What to produce> Set down each line of the data below exactly as it stands, dropping the pictures.

(Dataset rows)

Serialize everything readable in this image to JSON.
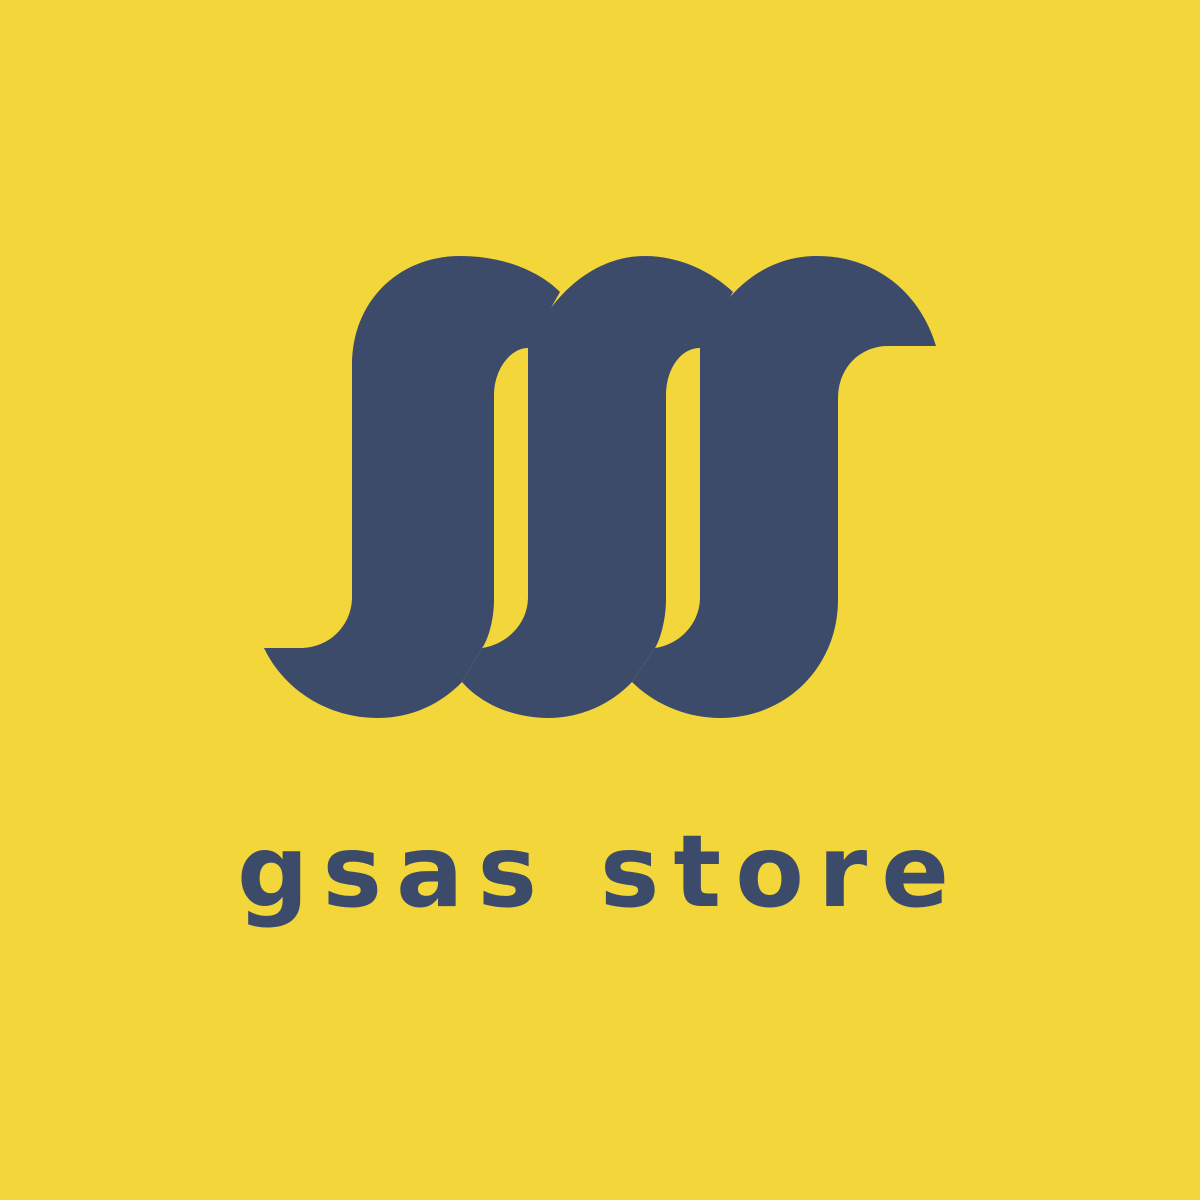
{
  "brand": {
    "wordmark": "gsas store",
    "logo_icon": "triple-wave-s-mark-icon"
  },
  "colors": {
    "background": "#F2D63A",
    "primary": "#3D4B6B"
  }
}
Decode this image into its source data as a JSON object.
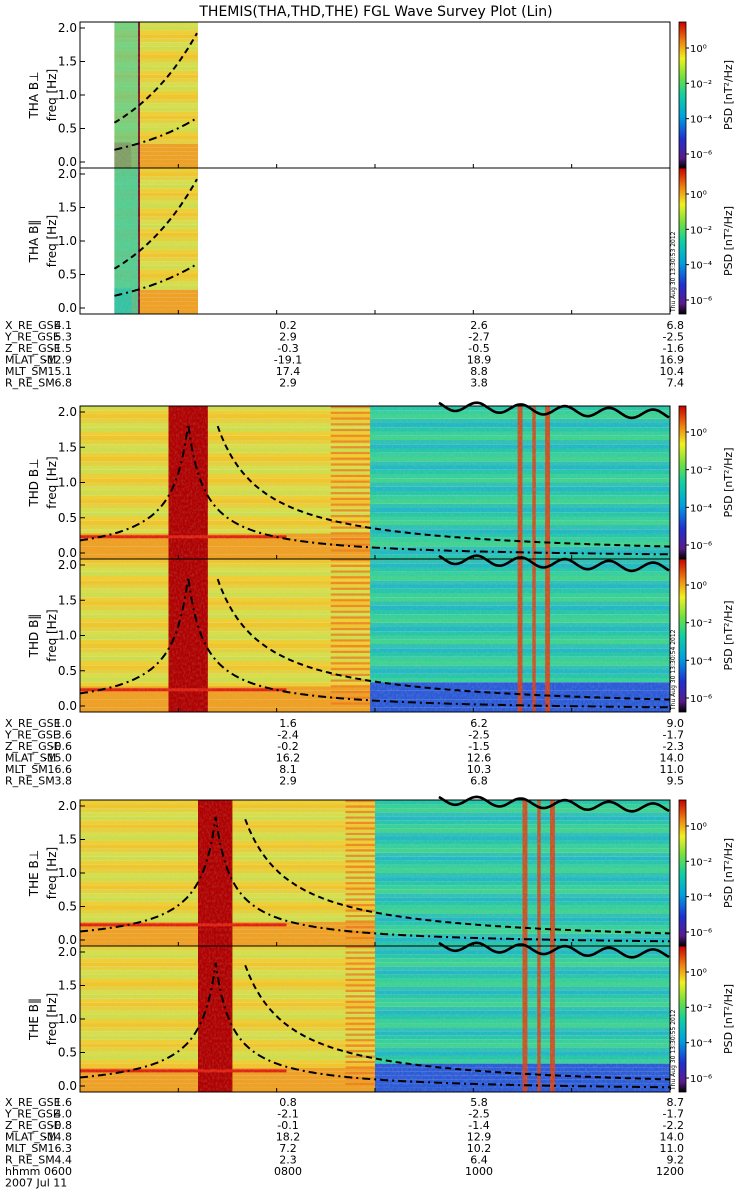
{
  "title": "THEMIS(THA,THD,THE) FGL Wave Survey Plot (Lin)",
  "date_label": "2007 Jul 11",
  "time_row": {
    "label": "hhmm",
    "values": [
      "0600",
      "0800",
      "1000",
      "1200"
    ]
  },
  "colorbar": {
    "label": "PSD [nT²/Hz]",
    "ticks": [
      "10⁰",
      "10⁻²",
      "10⁻⁴",
      "10⁻⁶"
    ]
  },
  "panel_axis": {
    "unit_label": "freq [Hz]",
    "ticks": [
      "2.0",
      "1.5",
      "1.0",
      "0.5",
      "0.0"
    ]
  },
  "chart_data": [
    {
      "type": "heatmap",
      "probe": "THA",
      "panels": [
        "THA B⊥",
        "THA B‖"
      ],
      "stamp": "Thu Aug 30 13:30:53 2012",
      "ylim": [
        0,
        2
      ],
      "data_span_hours": [
        6.35,
        7.2
      ],
      "ephemeris": [
        {
          "label": "X_RE_GSE",
          "values": [
            "4.1",
            "0.2",
            "2.6",
            "6.8"
          ]
        },
        {
          "label": "Y_RE_GSE",
          "values": [
            "5.3",
            "2.9",
            "-2.7",
            "-2.5"
          ]
        },
        {
          "label": "Z_RE_GSE",
          "values": [
            "-1.5",
            "-0.3",
            "-0.5",
            "-1.6"
          ]
        },
        {
          "label": "MLAT_SM",
          "values": [
            "-12.9",
            "-19.1",
            "18.9",
            "16.9"
          ]
        },
        {
          "label": "MLT_SM",
          "values": [
            "15.1",
            "17.4",
            "8.8",
            "10.4"
          ]
        },
        {
          "label": "R_RE_SM",
          "values": [
            "6.8",
            "2.9",
            "3.8",
            "7.4"
          ]
        }
      ]
    },
    {
      "type": "heatmap",
      "probe": "THD",
      "panels": [
        "THD B⊥",
        "THD B‖"
      ],
      "stamp": "Thu Aug 30 13:30:54 2012",
      "ylim": [
        0,
        2
      ],
      "data_span_hours": [
        6.0,
        12.0
      ],
      "ephemeris": [
        {
          "label": "X_RE_GSE",
          "values": [
            "1.0",
            "1.6",
            "6.2",
            "9.0"
          ]
        },
        {
          "label": "Y_RE_GSE",
          "values": [
            "3.6",
            "-2.4",
            "-2.5",
            "-1.7"
          ]
        },
        {
          "label": "Z_RE_GSE",
          "values": [
            "-0.6",
            "-0.2",
            "-1.5",
            "-2.3"
          ]
        },
        {
          "label": "MLAT_SM",
          "values": [
            "-15.0",
            "16.2",
            "12.6",
            "14.0"
          ]
        },
        {
          "label": "MLT_SM",
          "values": [
            "16.6",
            "8.1",
            "10.3",
            "11.0"
          ]
        },
        {
          "label": "R_RE_SM",
          "values": [
            "3.8",
            "2.9",
            "6.8",
            "9.5"
          ]
        }
      ]
    },
    {
      "type": "heatmap",
      "probe": "THE",
      "panels": [
        "THE B⊥",
        "THE B‖"
      ],
      "stamp": "Thu Aug 30 13:30:55 2012",
      "ylim": [
        0,
        2
      ],
      "data_span_hours": [
        6.0,
        12.0
      ],
      "ephemeris": [
        {
          "label": "X_RE_GSE",
          "values": [
            "1.6",
            "0.8",
            "5.8",
            "8.7"
          ]
        },
        {
          "label": "Y_RE_GSE",
          "values": [
            "4.0",
            "-2.1",
            "-2.5",
            "-1.7"
          ]
        },
        {
          "label": "Z_RE_GSE",
          "values": [
            "-0.8",
            "-0.1",
            "-1.4",
            "-2.2"
          ]
        },
        {
          "label": "MLAT_SM",
          "values": [
            "-14.8",
            "18.2",
            "12.9",
            "14.0"
          ]
        },
        {
          "label": "MLT_SM",
          "values": [
            "16.3",
            "7.2",
            "10.2",
            "11.0"
          ]
        },
        {
          "label": "R_RE_SM",
          "values": [
            "4.4",
            "2.3",
            "6.4",
            "9.2"
          ]
        }
      ]
    }
  ]
}
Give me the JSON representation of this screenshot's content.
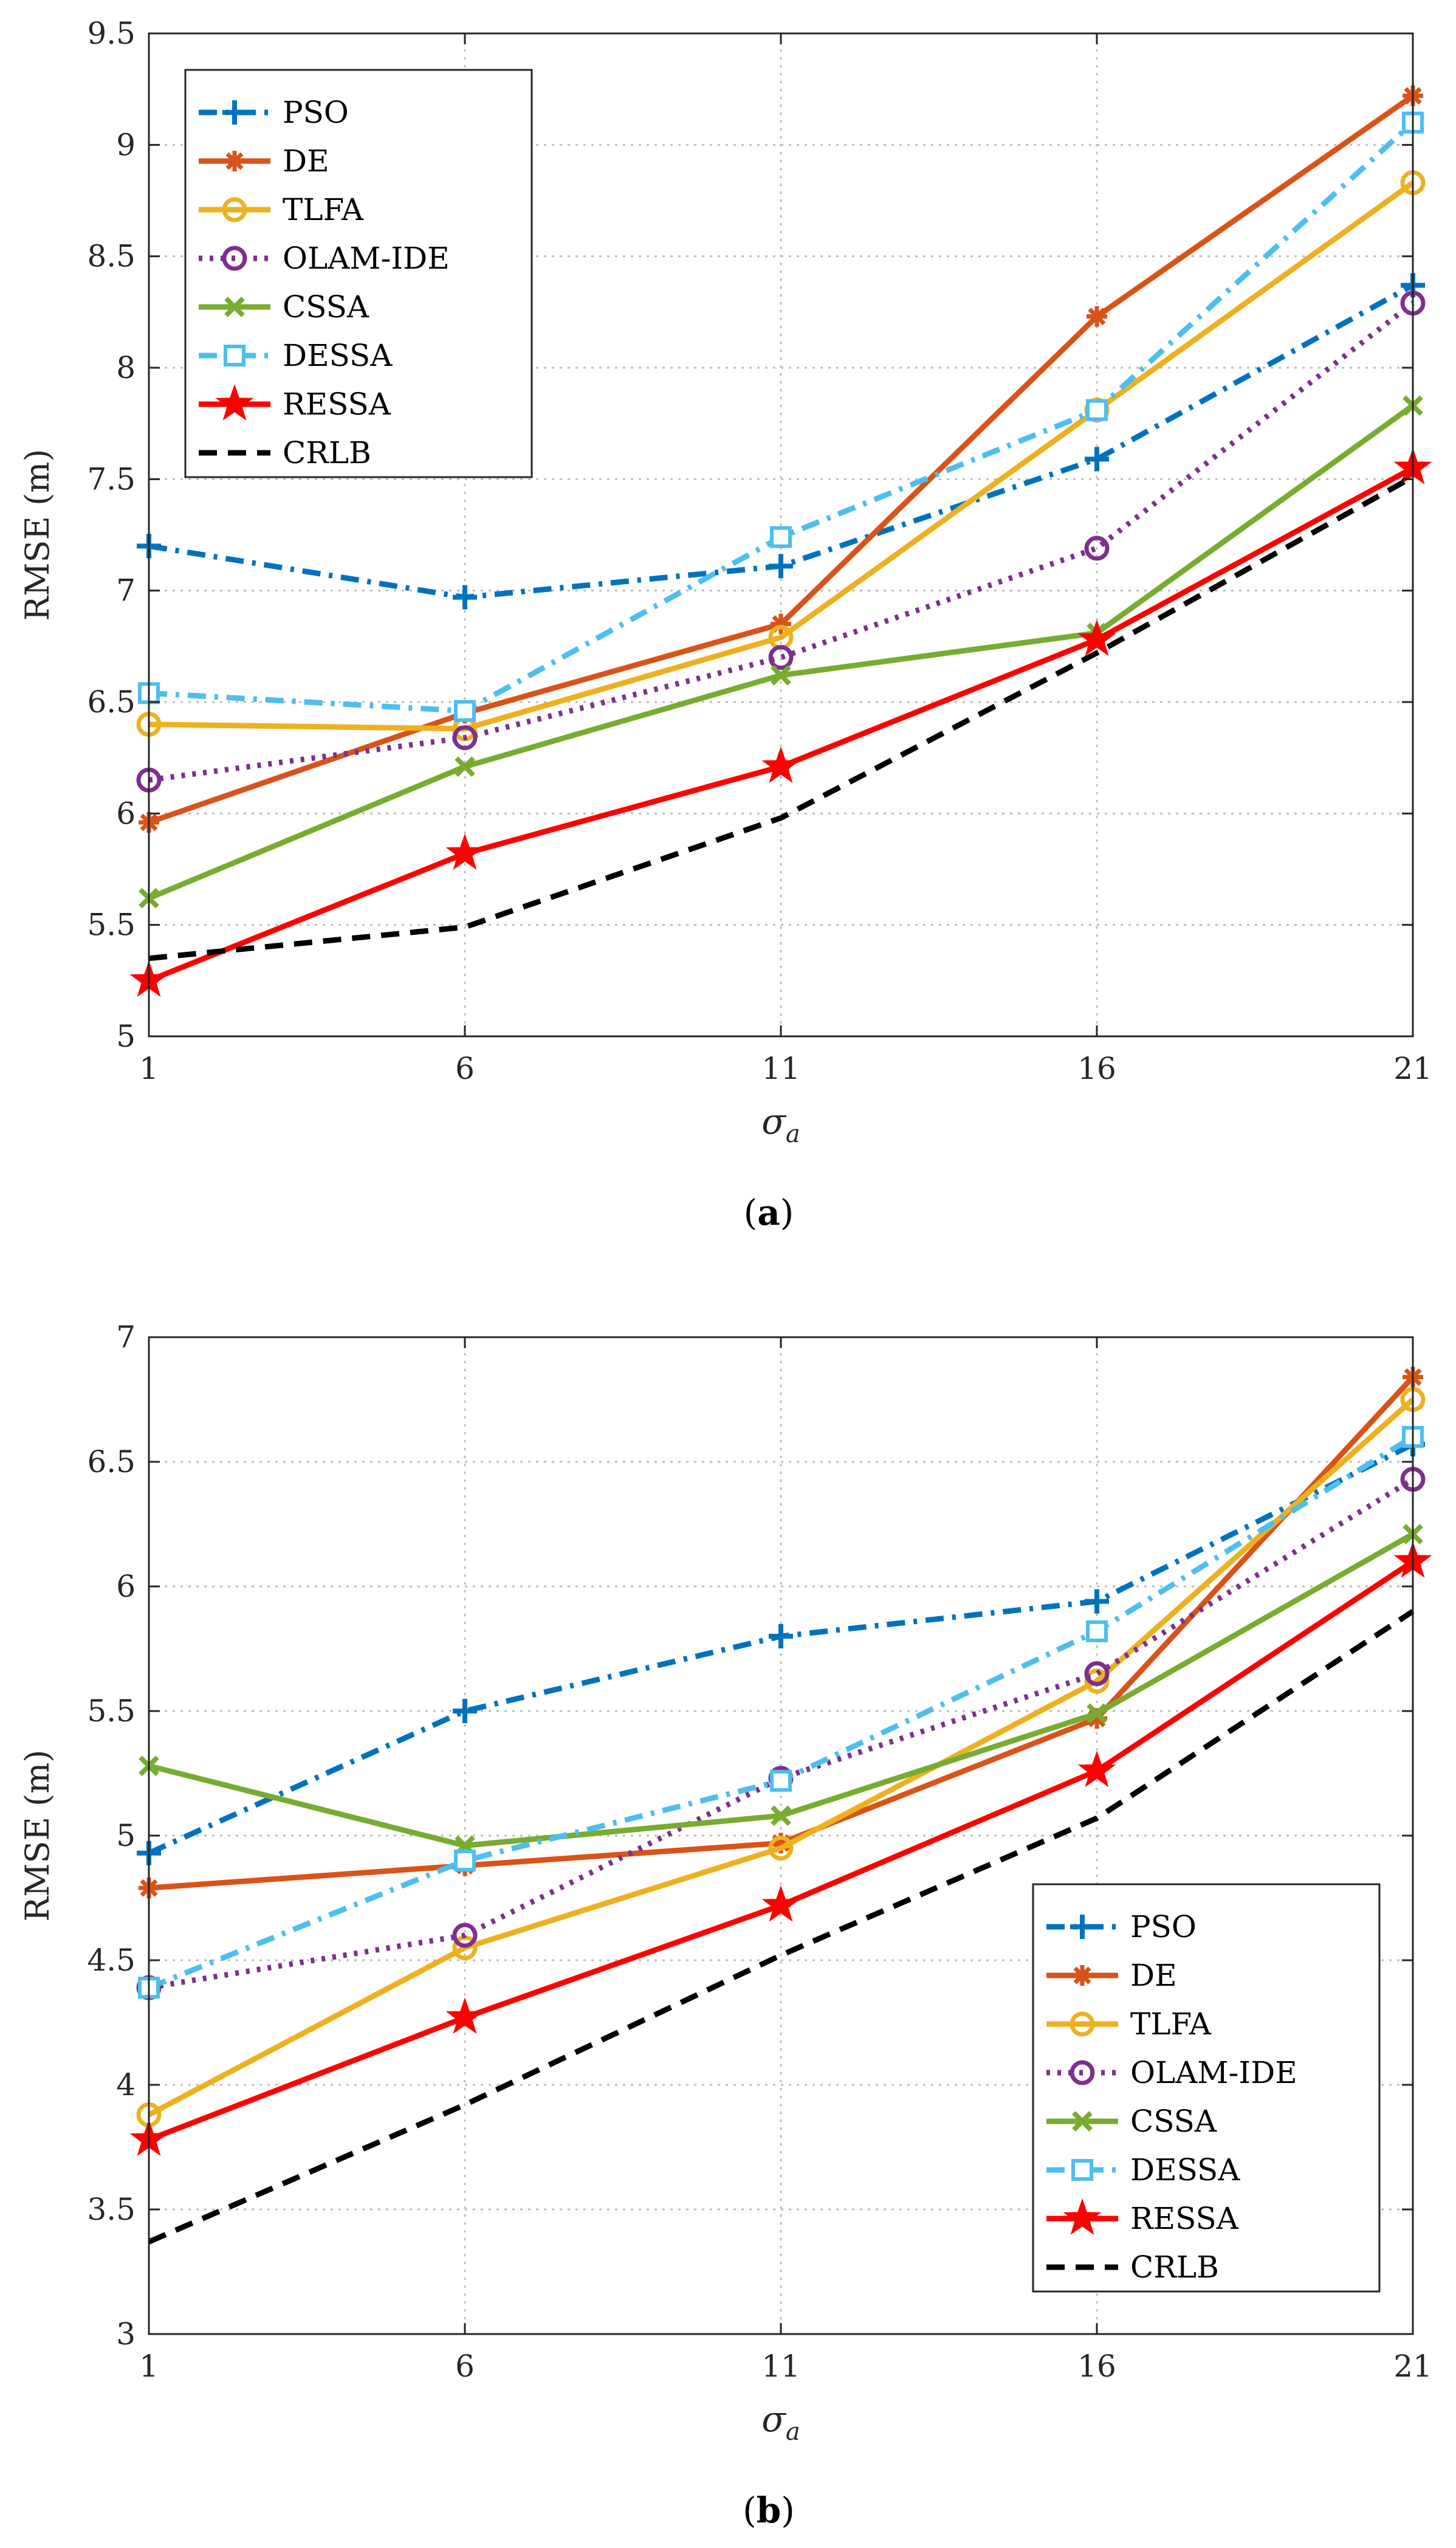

Task result>
Serialize everything readable in this image to JSON.
{
  "brand": {
    "wordmark": "gsas store",
    "logo_icon": "triple-wave-s-mark-icon"
  },
  "colors": {
    "background": "#F2D63A",
    "primary": "#3D4B6B"
  }
}
Decode this image into its source data as a JSON object.
{
  "title": "THEMIS(THA,THD,THE) FGL Wave Survey Plot (Lin)",
  "date_label": "2007 Jul 11",
  "time_row": {
    "label": "hhmm",
    "values": [
      "0600",
      "0800",
      "1000",
      "1200"
    ]
  },
  "colorbar": {
    "label": "PSD [nT²/Hz]",
    "ticks": [
      "10⁰",
      "10⁻²",
      "10⁻⁴",
      "10⁻⁶"
    ]
  },
  "panel_axis": {
    "unit_label": "freq [Hz]",
    "ticks": [
      "2.0",
      "1.5",
      "1.0",
      "0.5",
      "0.0"
    ]
  },
  "chart_data": [
    {
      "type": "heatmap",
      "probe": "THA",
      "panels": [
        "THA B⊥",
        "THA B‖"
      ],
      "stamp": "Thu Aug 30 13:30:53 2012",
      "ylim": [
        0,
        2
      ],
      "data_span_hours": [
        6.35,
        7.2
      ],
      "ephemeris": [
        {
          "label": "X_RE_GSE",
          "values": [
            "4.1",
            "0.2",
            "2.6",
            "6.8"
          ]
        },
        {
          "label": "Y_RE_GSE",
          "values": [
            "5.3",
            "2.9",
            "-2.7",
            "-2.5"
          ]
        },
        {
          "label": "Z_RE_GSE",
          "values": [
            "-1.5",
            "-0.3",
            "-0.5",
            "-1.6"
          ]
        },
        {
          "label": "MLAT_SM",
          "values": [
            "-12.9",
            "-19.1",
            "18.9",
            "16.9"
          ]
        },
        {
          "label": "MLT_SM",
          "values": [
            "15.1",
            "17.4",
            "8.8",
            "10.4"
          ]
        },
        {
          "label": "R_RE_SM",
          "values": [
            "6.8",
            "2.9",
            "3.8",
            "7.4"
          ]
        }
      ]
    },
    {
      "type": "heatmap",
      "probe": "THD",
      "panels": [
        "THD B⊥",
        "THD B‖"
      ],
      "stamp": "Thu Aug 30 13:30:54 2012",
      "ylim": [
        0,
        2
      ],
      "data_span_hours": [
        6.0,
        12.0
      ],
      "ephemeris": [
        {
          "label": "X_RE_GSE",
          "values": [
            "1.0",
            "1.6",
            "6.2",
            "9.0"
          ]
        },
        {
          "label": "Y_RE_GSE",
          "values": [
            "3.6",
            "-2.4",
            "-2.5",
            "-1.7"
          ]
        },
        {
          "label": "Z_RE_GSE",
          "values": [
            "-0.6",
            "-0.2",
            "-1.5",
            "-2.3"
          ]
        },
        {
          "label": "MLAT_SM",
          "values": [
            "-15.0",
            "16.2",
            "12.6",
            "14.0"
          ]
        },
        {
          "label": "MLT_SM",
          "values": [
            "16.6",
            "8.1",
            "10.3",
            "11.0"
          ]
        },
        {
          "label": "R_RE_SM",
          "values": [
            "3.8",
            "2.9",
            "6.8",
            "9.5"
          ]
        }
      ]
    },
    {
      "type": "heatmap",
      "probe": "THE",
      "panels": [
        "THE B⊥",
        "THE B‖"
      ],
      "stamp": "Thu Aug 30 13:30:55 2012",
      "ylim": [
        0,
        2
      ],
      "data_span_hours": [
        6.0,
        12.0
      ],
      "ephemeris": [
        {
          "label": "X_RE_GSE",
          "values": [
            "1.6",
            "0.8",
            "5.8",
            "8.7"
          ]
        },
        {
          "label": "Y_RE_GSE",
          "values": [
            "4.0",
            "-2.1",
            "-2.5",
            "-1.7"
          ]
        },
        {
          "label": "Z_RE_GSE",
          "values": [
            "-0.8",
            "-0.1",
            "-1.4",
            "-2.2"
          ]
        },
        {
          "label": "MLAT_SM",
          "values": [
            "-14.8",
            "18.2",
            "12.9",
            "14.0"
          ]
        },
        {
          "label": "MLT_SM",
          "values": [
            "16.3",
            "7.2",
            "10.2",
            "11.0"
          ]
        },
        {
          "label": "R_RE_SM",
          "values": [
            "4.4",
            "2.3",
            "6.4",
            "9.2"
          ]
        }
      ]
    }
  ]
}
Give me the JSON representation of this screenshot's content.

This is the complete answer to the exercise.